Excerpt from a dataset
━━━━━━━━━━━━━━━━━━━━

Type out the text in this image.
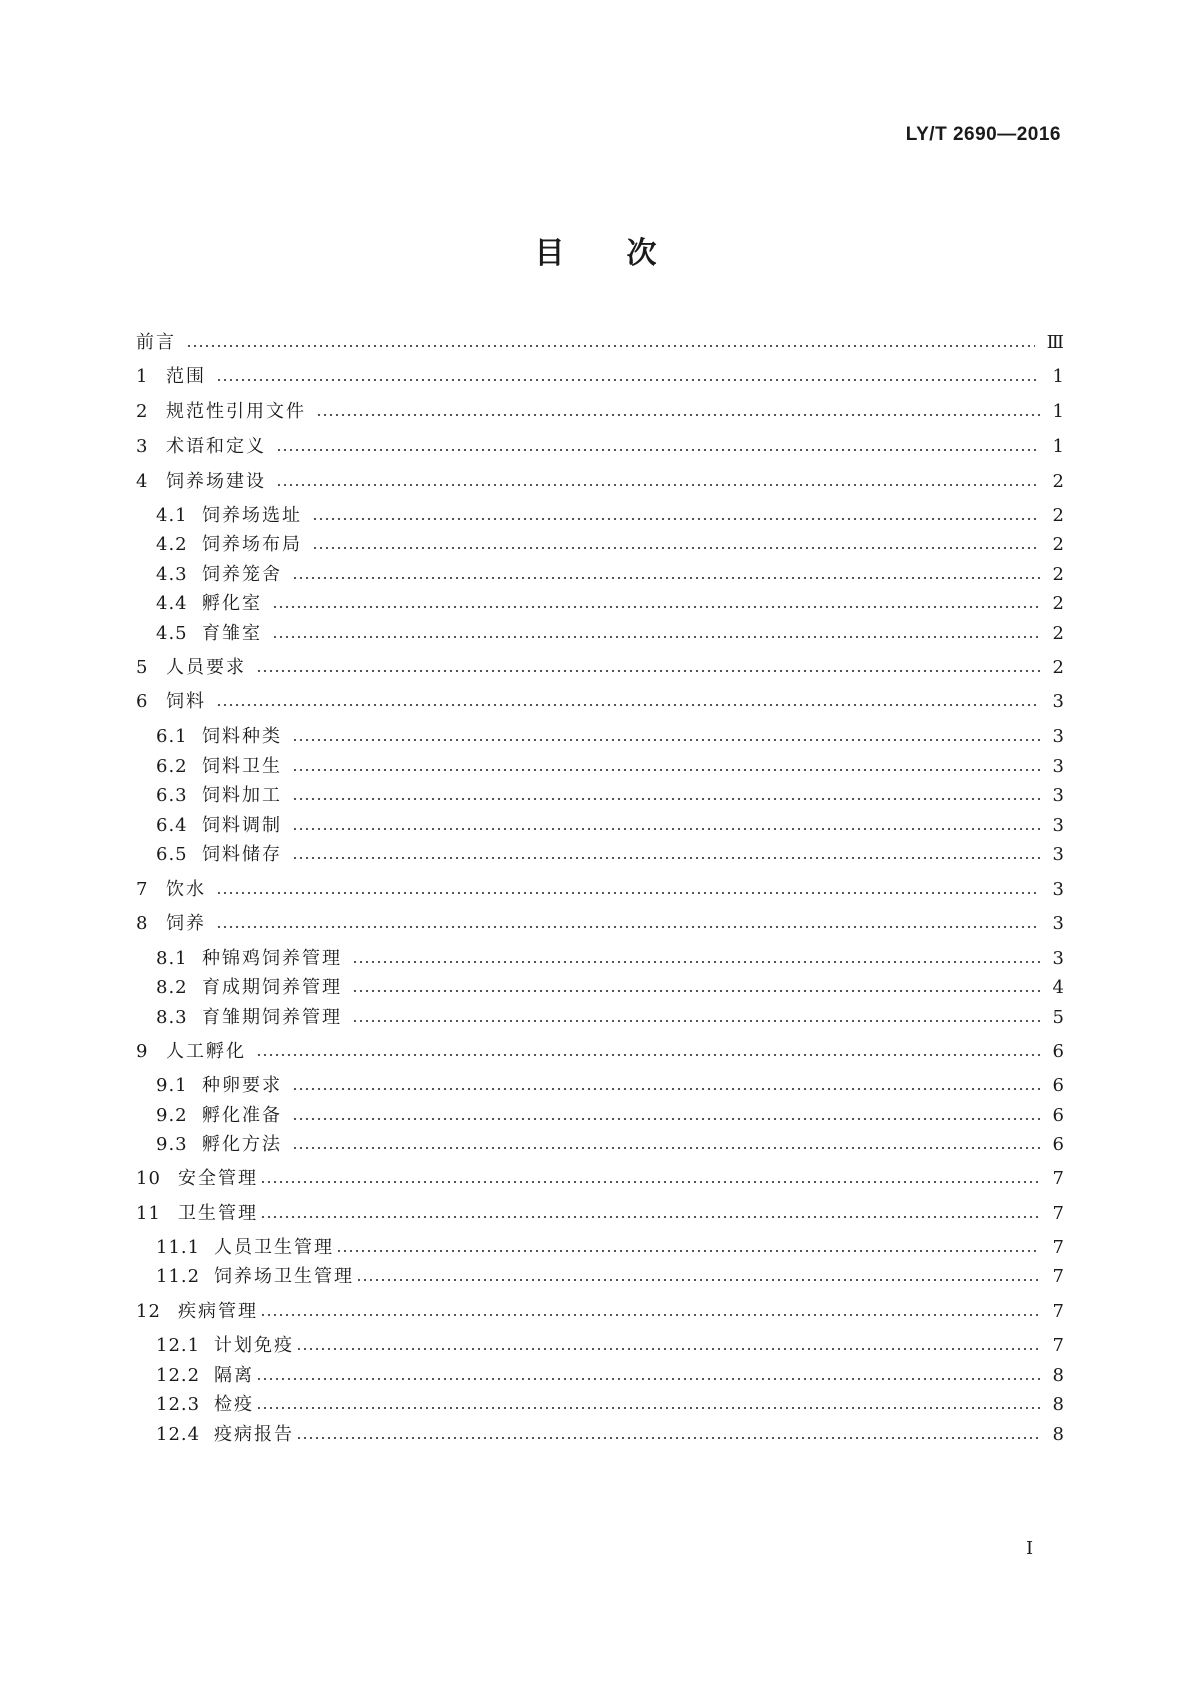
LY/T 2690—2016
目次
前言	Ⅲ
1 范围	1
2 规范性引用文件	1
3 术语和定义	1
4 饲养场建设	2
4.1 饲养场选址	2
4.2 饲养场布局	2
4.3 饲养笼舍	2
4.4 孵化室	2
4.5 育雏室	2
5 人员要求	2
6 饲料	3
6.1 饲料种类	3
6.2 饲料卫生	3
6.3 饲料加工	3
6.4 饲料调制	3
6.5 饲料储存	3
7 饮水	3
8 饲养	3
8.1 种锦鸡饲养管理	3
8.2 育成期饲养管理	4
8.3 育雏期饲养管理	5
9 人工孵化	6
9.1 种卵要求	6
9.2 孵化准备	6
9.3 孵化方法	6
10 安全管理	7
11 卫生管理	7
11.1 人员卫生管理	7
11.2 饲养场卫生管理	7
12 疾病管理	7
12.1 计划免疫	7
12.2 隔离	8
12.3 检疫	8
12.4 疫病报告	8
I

━━━━━━━━━━━━━━━━━━━━

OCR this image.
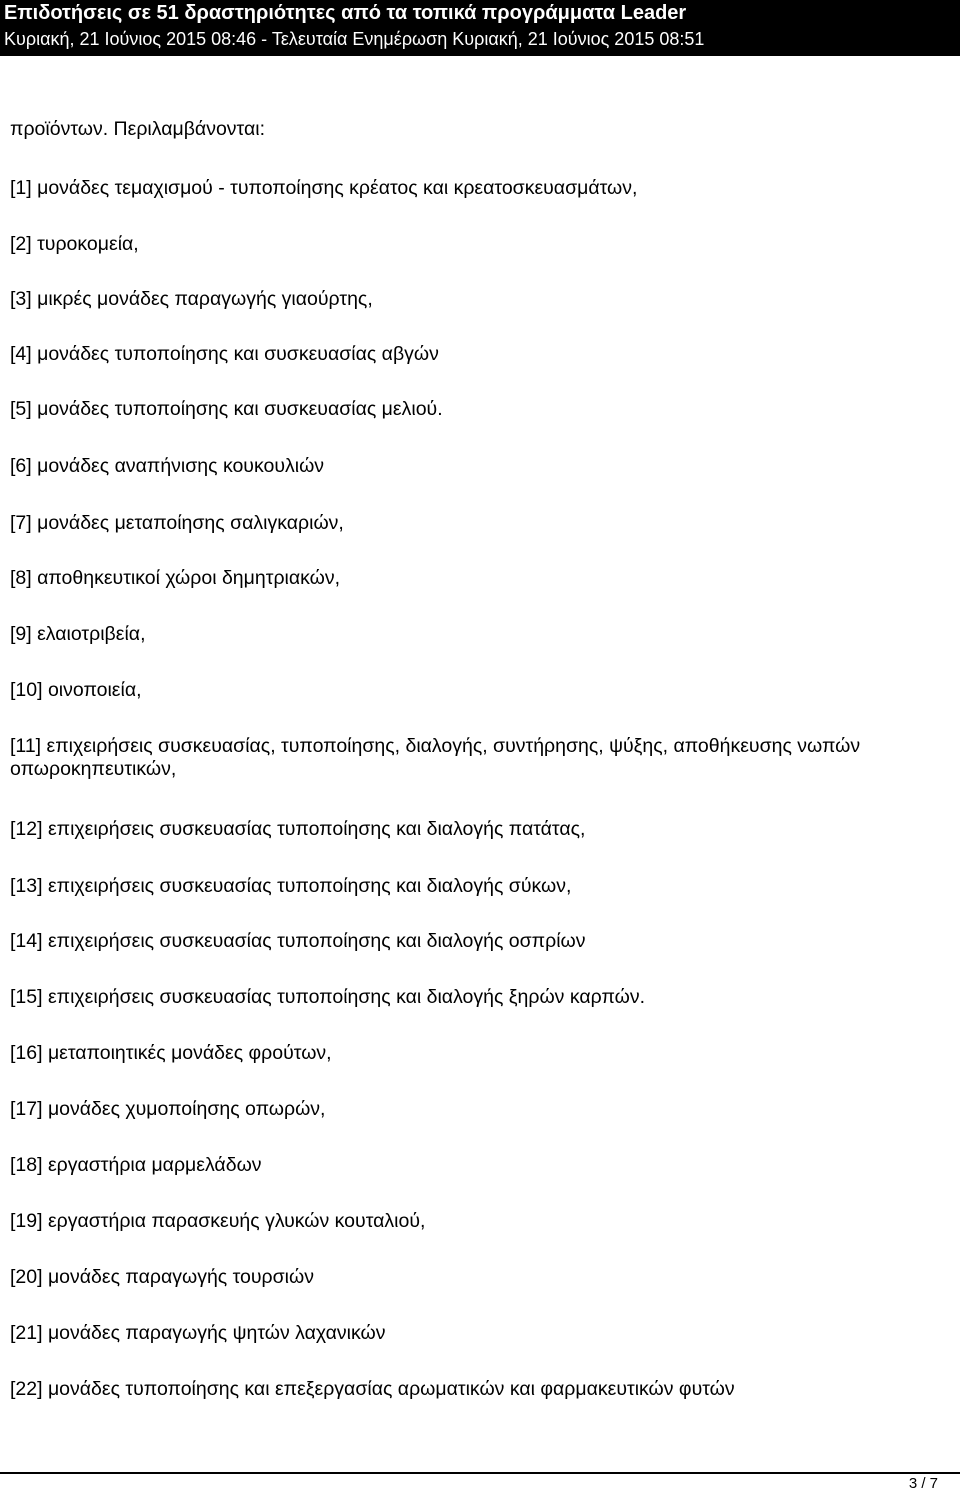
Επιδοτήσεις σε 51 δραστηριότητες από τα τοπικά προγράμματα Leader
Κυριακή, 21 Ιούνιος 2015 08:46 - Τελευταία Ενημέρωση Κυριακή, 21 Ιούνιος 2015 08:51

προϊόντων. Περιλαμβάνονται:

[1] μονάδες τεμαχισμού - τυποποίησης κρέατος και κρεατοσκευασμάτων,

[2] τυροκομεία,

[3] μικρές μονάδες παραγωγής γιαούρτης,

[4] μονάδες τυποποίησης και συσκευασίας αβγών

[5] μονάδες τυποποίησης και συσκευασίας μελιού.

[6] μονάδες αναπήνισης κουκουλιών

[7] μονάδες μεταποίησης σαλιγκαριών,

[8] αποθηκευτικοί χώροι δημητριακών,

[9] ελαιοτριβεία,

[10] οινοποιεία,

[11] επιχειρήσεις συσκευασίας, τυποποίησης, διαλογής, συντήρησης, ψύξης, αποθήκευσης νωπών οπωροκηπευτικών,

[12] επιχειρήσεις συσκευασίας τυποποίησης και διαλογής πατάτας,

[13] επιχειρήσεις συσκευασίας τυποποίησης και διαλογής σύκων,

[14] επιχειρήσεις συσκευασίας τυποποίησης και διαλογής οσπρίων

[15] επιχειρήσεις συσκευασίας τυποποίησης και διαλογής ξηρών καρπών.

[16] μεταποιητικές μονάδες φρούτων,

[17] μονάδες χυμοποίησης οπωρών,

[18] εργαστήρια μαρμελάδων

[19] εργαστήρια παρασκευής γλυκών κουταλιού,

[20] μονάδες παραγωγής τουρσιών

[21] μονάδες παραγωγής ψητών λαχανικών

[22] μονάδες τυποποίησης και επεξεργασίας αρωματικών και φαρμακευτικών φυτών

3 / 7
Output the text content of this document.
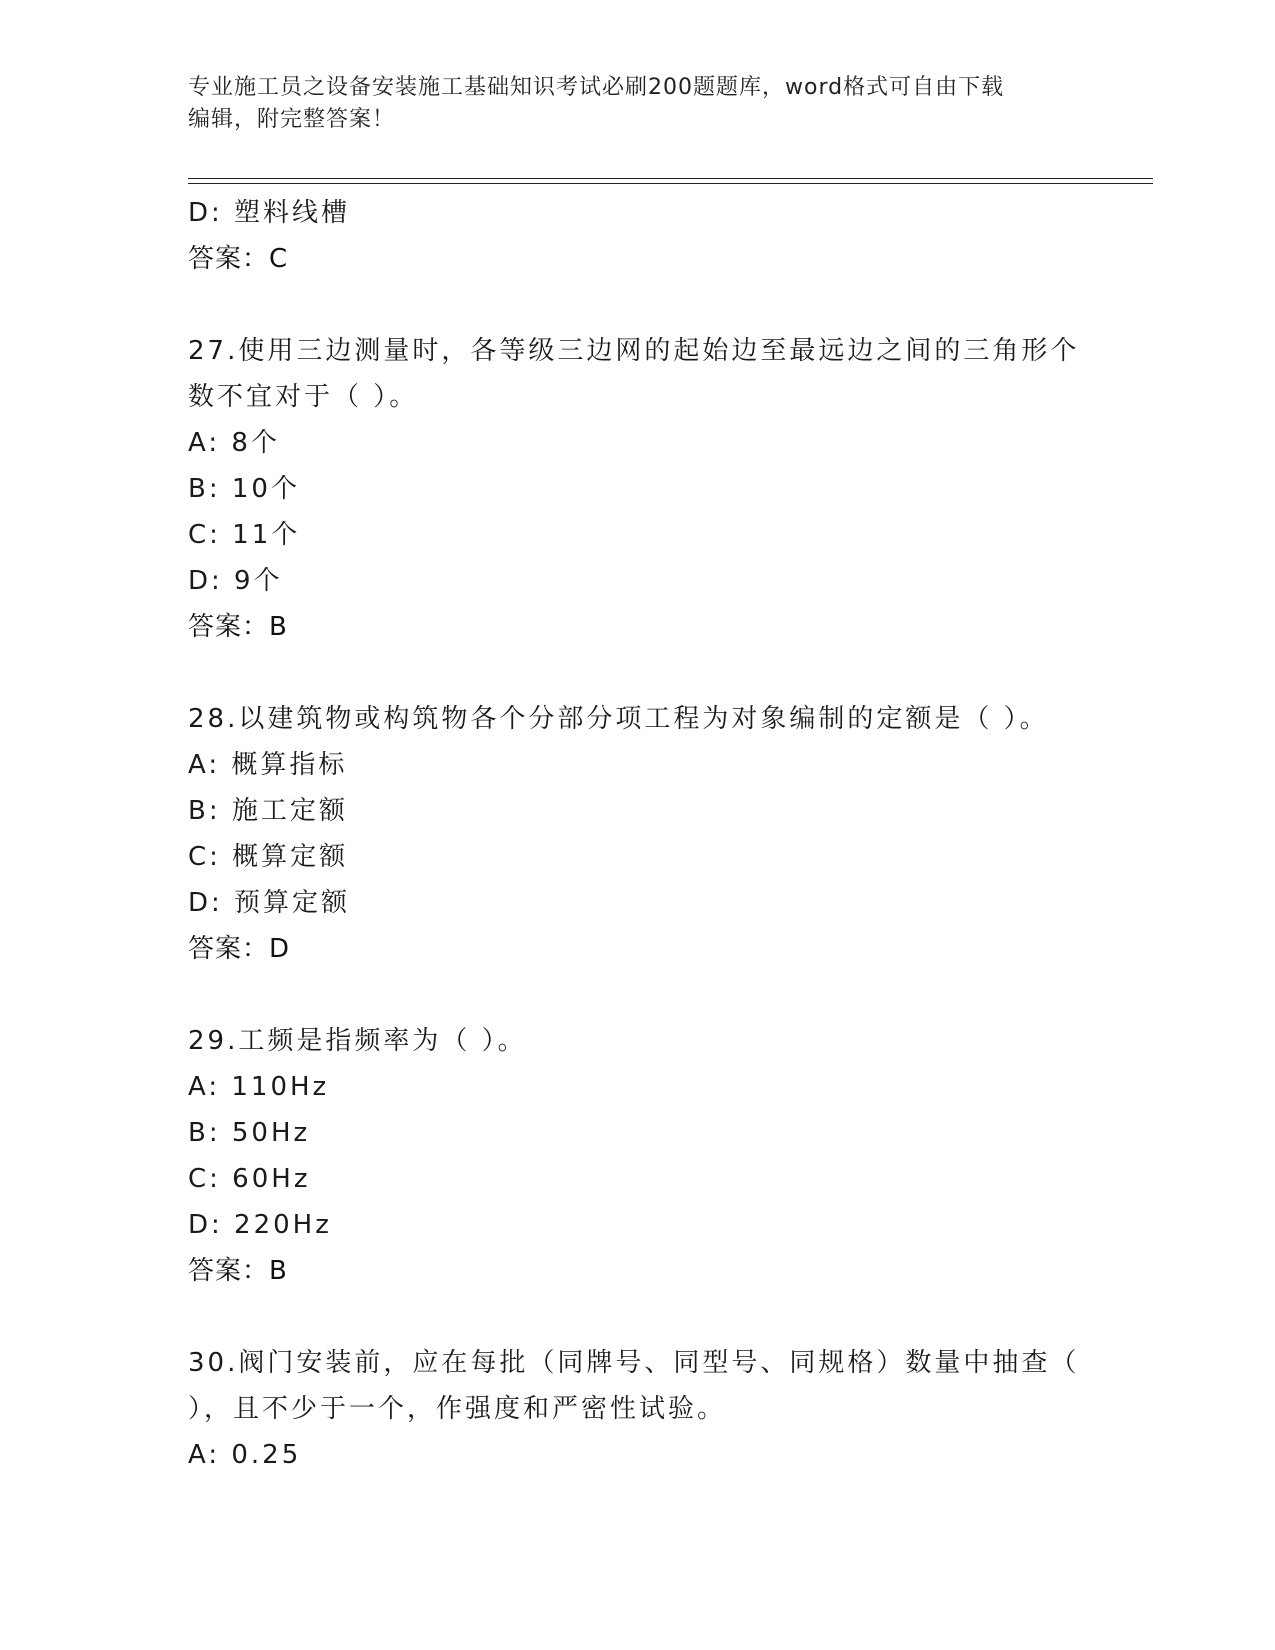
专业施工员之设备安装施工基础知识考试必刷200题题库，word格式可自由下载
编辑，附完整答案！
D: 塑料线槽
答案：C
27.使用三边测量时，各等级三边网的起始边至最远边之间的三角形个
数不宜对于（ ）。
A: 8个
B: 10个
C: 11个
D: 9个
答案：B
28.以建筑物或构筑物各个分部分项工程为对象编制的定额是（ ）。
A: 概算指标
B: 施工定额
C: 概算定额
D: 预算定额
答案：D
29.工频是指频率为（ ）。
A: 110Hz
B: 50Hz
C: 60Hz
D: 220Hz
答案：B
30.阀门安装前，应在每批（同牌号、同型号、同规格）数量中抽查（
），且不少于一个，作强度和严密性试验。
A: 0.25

━━━━━━━━━━━━━━━━━━━━

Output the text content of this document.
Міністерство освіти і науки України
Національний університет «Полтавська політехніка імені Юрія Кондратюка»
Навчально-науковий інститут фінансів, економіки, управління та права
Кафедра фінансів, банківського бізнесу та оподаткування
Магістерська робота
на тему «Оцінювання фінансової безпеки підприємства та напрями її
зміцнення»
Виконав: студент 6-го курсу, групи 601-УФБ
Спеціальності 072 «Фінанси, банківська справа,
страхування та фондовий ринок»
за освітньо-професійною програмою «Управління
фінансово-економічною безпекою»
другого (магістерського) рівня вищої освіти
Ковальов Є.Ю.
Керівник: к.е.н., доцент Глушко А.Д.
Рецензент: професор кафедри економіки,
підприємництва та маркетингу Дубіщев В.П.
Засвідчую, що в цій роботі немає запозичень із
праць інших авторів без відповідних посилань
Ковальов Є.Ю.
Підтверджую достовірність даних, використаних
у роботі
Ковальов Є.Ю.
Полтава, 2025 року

━━━━━━━━━━━━━━━━━━━━

* **WORK INSTRUCTIONS**:
Write out every line of the entries that holds the word "διαλογής".

* **FINISHED ANSWER**:
[11] επιχειρήσεις συσκευασίας, τυποποίησης, διαλογής, συντήρησης, ψύξης, αποθήκευσης νωπών οπωροκηπευτικών,
[12] επιχειρήσεις συσκευασίας τυποποίησης και διαλογής πατάτας,
[13] επιχειρήσεις συσκευασίας τυποποίησης και διαλογής σύκων,
[14] επιχειρήσεις συσκευασίας τυποποίησης και διαλογής οσπρίων
[15] επιχειρήσεις συσκευασίας τυποποίησης και διαλογής ξηρών καρπών.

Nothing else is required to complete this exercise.